• _Lesetext_
Obsidians neuestes Werk Pentiment fällt besonders durch drei Dinge auf: Oberbayern als Setting, einem Grafikstil, als wäre der Titel direkt aus einem alten Buch entsprungen, und dem Fakt, dass wir keine eindeutige Auflösung der Geschichte erwarten dürfen. Alles Zutaten, die nicht gerade nach einem internationalen Verkaufshit riechen. Warum Pentiment trotzdem ein großartiges historisches Adventure ist, verraten wir euch in diesem Test.
Hinweis: Für den Test stand uns nur die PC-Version zur Verfügung, mit der wir Pentiment auf dem Steam Deck gespielt haben.
Bayrische Landluft, die nach Mord stinkt
Im 16. Jahrhundert verrichtet Wanderkünstler Andreas Maler seine Arbeit in der Abtei Kiersau, gelegen in Tassing, einem verschlafenen Dorf in Oberbayern. Der Segen hängt jedoch gewaltig schief, als eine wichtige Persönlichkeit in den heiligen Klosterhallen ermordet wird. Zum Leidwesen von Andreas wird sein Lehrmeister verdächtigt, was ihn dazu veranlasst, die Ermittlungen aufzunehmen.

• _Erfasste Daten_

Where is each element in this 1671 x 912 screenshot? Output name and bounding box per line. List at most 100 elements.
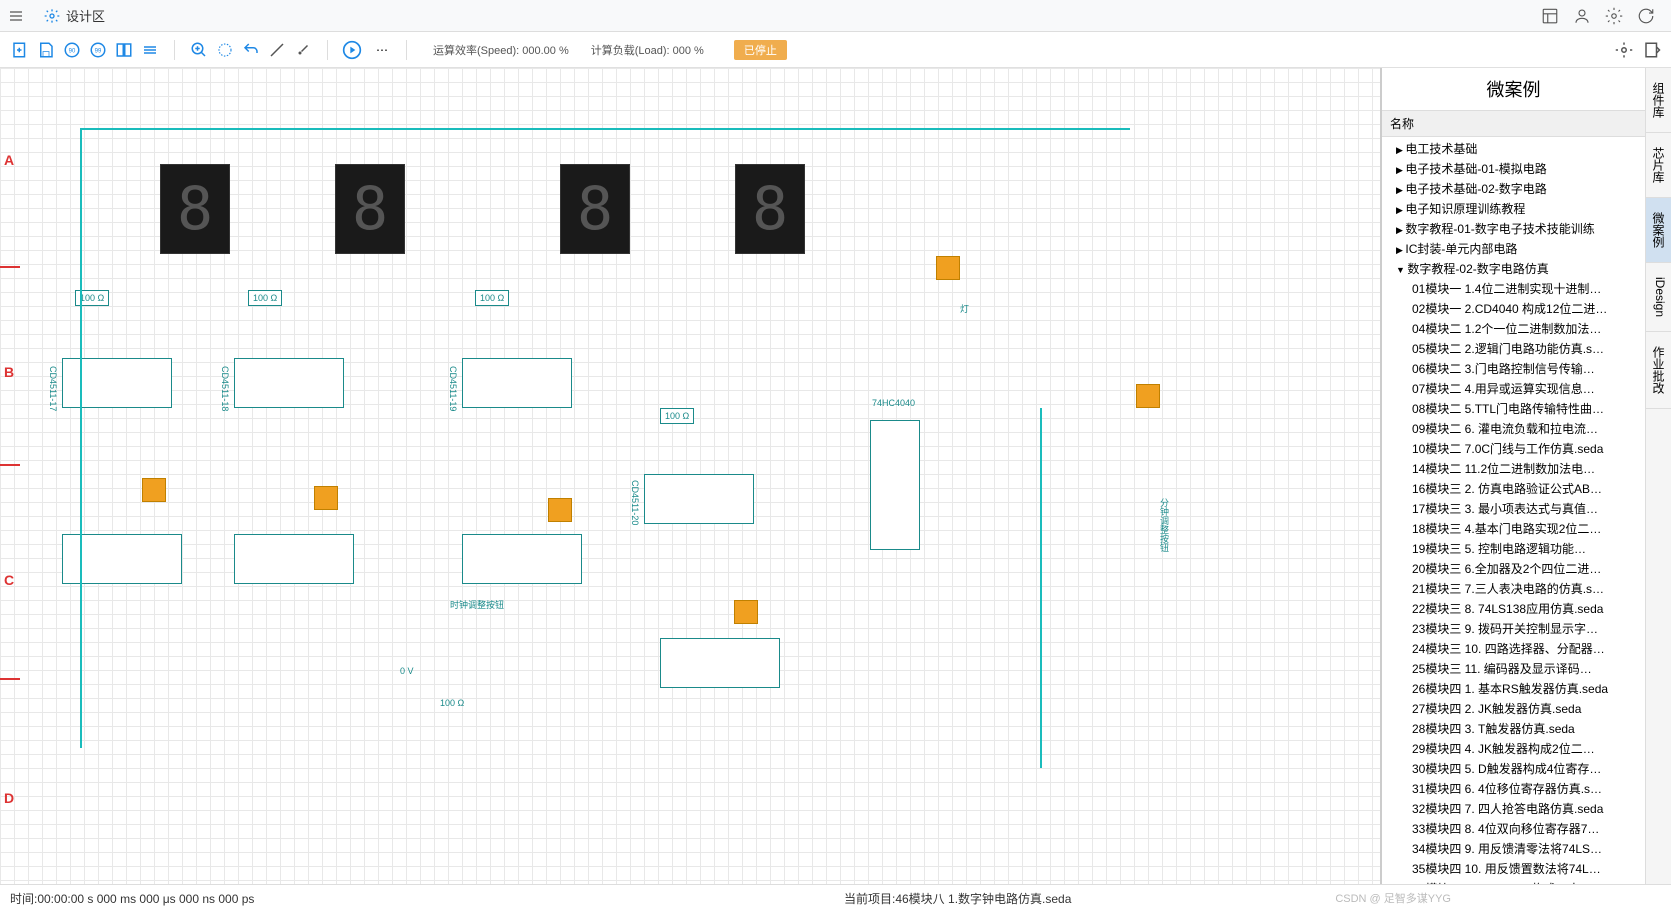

• _Aufgabe 1_
Gib den Abschnitt des Lesetexts erneut wieder, der bei den Worten „Hinweis: Für den“ beginnt und nach „die Ermittlungen aufzunehmen.“ endet, und ersetze darin „Lehrmeister“ durch „Mentor“.
• _Aufgabe 2_
In welchem Jahrhundert spielt die Handlung laut dem Lesetext?

• _Richtige Antwort 1_
Hinweis: Für den Test stand uns nur die PC-Version zur Verfügung, mit der wir Pentiment auf dem Steam Deck gespielt haben.
Bayrische Landluft, die nach Mord stinkt
Im 16. Jahrhundert verrichtet Wanderkünstler Andreas Maler seine Arbeit in der Abtei Kiersau, gelegen in Tassing, einem verschlafenen Dorf in Oberbayern. Der Segen hängt jedoch gewaltig schief, als eine wichtige Persönlichkeit in den heiligen Klosterhallen ermordet wird. Zum Leidwesen von Andreas wird sein Mentor verdächtigt, was ihn dazu veranlasst, die Ermittlungen aufzunehmen.

• _Richtige Antwort 2_
Im 16. Jahrhundert.